■ WHAT YOU ARE ASKED TO DO ■
Please copy down the data exactly, starting with the line that contains "taskbar-app[interactable]: [168, 671, 196, 694]" and going on through the line that contains "category-item[interactable]: drewno ▾: [440, 143, 464, 152]", both included.

====== RECORD EXTRACTS

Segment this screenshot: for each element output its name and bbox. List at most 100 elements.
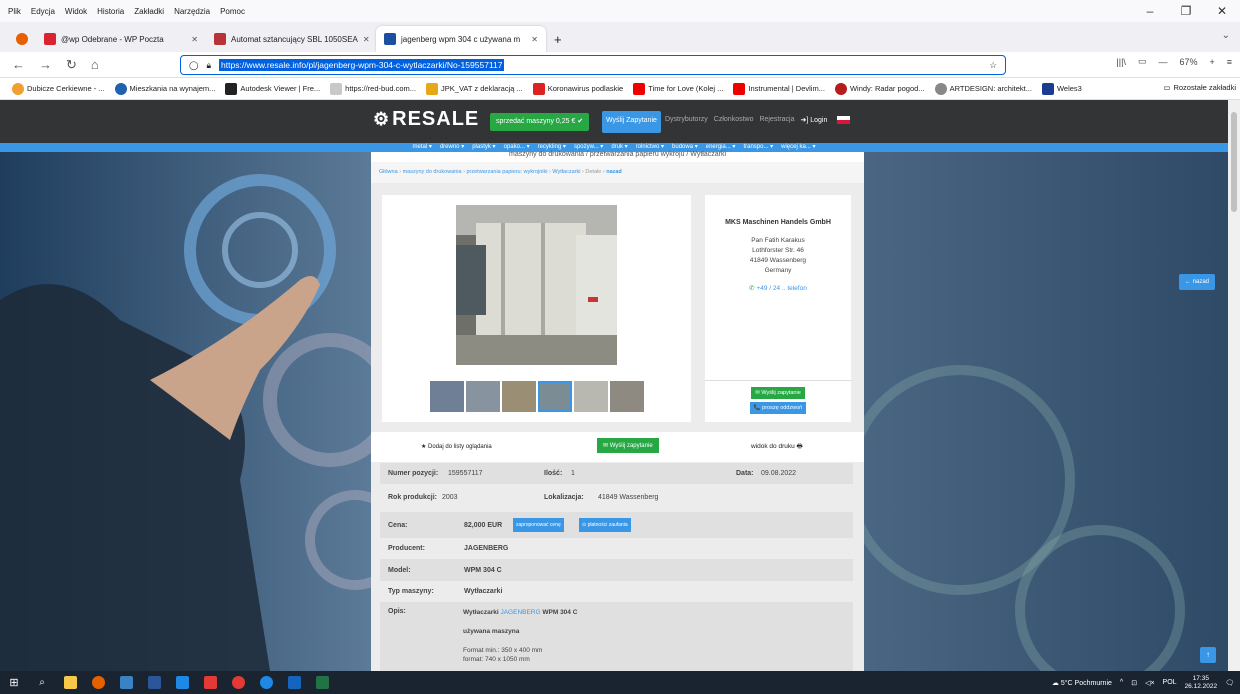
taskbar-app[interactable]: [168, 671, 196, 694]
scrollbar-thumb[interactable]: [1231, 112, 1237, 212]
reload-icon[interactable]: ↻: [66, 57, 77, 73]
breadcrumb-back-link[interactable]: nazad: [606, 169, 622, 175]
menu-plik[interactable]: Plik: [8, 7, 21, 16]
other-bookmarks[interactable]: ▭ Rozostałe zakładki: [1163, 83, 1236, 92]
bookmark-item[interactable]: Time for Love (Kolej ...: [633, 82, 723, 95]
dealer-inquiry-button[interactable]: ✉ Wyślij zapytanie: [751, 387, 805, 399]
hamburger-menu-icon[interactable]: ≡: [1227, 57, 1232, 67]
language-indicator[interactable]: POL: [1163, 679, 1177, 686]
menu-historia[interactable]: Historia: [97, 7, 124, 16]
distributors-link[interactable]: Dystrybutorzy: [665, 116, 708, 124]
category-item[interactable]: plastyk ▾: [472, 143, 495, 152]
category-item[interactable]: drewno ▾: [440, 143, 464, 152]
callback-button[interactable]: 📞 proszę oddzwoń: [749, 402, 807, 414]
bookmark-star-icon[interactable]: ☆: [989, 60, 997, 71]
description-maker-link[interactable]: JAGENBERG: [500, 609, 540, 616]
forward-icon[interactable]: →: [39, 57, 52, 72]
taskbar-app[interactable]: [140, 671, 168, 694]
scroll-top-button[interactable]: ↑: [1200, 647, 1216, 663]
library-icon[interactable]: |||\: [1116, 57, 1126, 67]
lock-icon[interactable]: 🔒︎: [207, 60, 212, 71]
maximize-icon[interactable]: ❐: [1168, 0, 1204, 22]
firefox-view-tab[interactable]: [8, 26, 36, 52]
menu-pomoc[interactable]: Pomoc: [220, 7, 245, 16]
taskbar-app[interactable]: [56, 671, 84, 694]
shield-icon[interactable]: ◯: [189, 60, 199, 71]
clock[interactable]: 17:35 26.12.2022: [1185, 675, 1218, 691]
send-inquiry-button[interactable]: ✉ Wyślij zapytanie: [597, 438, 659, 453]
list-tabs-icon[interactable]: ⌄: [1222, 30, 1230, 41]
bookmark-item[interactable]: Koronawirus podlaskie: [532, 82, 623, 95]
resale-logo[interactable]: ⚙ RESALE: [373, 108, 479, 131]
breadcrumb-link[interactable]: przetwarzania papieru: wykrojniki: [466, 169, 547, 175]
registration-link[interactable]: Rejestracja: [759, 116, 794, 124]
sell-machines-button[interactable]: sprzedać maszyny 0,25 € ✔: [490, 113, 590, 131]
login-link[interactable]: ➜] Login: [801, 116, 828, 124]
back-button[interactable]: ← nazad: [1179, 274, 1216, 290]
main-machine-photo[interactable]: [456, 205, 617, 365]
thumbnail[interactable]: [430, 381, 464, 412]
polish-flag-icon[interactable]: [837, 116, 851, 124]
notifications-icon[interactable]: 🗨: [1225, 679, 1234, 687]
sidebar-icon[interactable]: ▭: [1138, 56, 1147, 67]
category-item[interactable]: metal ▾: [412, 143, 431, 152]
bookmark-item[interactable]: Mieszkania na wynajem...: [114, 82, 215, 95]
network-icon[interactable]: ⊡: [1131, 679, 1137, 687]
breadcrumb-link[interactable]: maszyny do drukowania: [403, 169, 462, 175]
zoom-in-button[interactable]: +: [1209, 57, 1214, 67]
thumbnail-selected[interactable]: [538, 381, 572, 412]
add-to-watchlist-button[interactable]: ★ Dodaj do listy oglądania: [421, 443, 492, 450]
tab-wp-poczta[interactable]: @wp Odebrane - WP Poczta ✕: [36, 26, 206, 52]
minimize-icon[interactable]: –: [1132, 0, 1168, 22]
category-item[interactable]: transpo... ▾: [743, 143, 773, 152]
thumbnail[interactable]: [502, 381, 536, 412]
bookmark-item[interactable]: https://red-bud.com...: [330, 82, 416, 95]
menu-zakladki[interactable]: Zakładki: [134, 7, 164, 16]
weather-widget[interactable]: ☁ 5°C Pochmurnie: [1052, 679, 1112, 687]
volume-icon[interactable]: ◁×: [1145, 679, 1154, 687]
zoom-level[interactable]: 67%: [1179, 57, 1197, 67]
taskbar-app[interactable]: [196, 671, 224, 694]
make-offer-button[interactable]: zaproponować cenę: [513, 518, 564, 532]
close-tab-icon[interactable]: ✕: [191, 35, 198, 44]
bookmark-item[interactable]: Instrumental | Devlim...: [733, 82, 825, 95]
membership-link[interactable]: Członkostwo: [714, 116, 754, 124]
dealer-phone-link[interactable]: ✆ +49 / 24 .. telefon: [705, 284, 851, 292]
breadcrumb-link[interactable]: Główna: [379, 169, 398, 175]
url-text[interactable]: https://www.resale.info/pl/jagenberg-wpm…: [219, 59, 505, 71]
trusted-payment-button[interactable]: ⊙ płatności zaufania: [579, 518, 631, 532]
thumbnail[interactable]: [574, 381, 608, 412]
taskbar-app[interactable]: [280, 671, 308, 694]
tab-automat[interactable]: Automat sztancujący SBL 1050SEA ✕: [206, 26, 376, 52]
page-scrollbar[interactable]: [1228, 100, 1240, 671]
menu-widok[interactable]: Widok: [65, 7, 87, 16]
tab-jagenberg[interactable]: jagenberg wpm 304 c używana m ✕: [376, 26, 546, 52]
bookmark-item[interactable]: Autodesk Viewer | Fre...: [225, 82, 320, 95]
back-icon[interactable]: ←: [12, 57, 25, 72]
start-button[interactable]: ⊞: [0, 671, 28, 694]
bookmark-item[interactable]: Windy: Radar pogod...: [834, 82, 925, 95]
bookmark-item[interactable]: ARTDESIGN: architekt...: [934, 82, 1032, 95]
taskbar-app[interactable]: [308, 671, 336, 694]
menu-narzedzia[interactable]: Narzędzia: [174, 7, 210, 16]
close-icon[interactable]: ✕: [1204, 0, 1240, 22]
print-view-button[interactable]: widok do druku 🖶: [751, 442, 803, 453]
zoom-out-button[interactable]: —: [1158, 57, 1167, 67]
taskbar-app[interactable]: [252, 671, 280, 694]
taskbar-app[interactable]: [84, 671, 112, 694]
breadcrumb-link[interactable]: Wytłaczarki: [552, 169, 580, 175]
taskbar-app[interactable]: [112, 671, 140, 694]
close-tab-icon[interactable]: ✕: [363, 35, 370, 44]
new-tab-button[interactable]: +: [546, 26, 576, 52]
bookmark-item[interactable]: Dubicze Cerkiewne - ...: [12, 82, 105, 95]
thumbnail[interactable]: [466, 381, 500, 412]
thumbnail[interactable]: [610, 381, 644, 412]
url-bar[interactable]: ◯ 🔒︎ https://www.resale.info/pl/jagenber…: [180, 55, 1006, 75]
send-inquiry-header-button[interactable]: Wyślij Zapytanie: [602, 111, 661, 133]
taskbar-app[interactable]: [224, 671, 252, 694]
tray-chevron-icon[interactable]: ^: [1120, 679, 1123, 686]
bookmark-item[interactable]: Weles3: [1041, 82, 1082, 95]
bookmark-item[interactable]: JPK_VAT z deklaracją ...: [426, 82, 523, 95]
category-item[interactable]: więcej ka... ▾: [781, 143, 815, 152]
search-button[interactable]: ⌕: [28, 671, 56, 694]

============

■ EXPECTED ANSWER ■
taskbar-app[interactable]: [168, 671, 196, 694]
scrollbar-thumb[interactable]: [1231, 112, 1237, 212]
reload-icon[interactable]: ↻: [66, 57, 77, 73]
breadcrumb-back-link[interactable]: nazad: [606, 169, 622, 175]
menu-plik[interactable]: Plik: [8, 7, 21, 16]
other-bookmarks[interactable]: ▭ Rozostałe zakładki: [1163, 83, 1236, 92]
bookmark-item[interactable]: Time for Love (Kolej ...: [633, 82, 723, 95]
dealer-inquiry-button[interactable]: ✉ Wyślij zapytanie: [751, 387, 805, 399]
hamburger-menu-icon[interactable]: ≡: [1227, 57, 1232, 67]
language-indicator[interactable]: POL: [1163, 679, 1177, 686]
menu-historia[interactable]: Historia: [97, 7, 124, 16]
distributors-link[interactable]: Dystrybutorzy: [665, 116, 708, 124]
category-item[interactable]: plastyk ▾: [472, 143, 495, 152]
category-item[interactable]: drewno ▾: [440, 143, 464, 152]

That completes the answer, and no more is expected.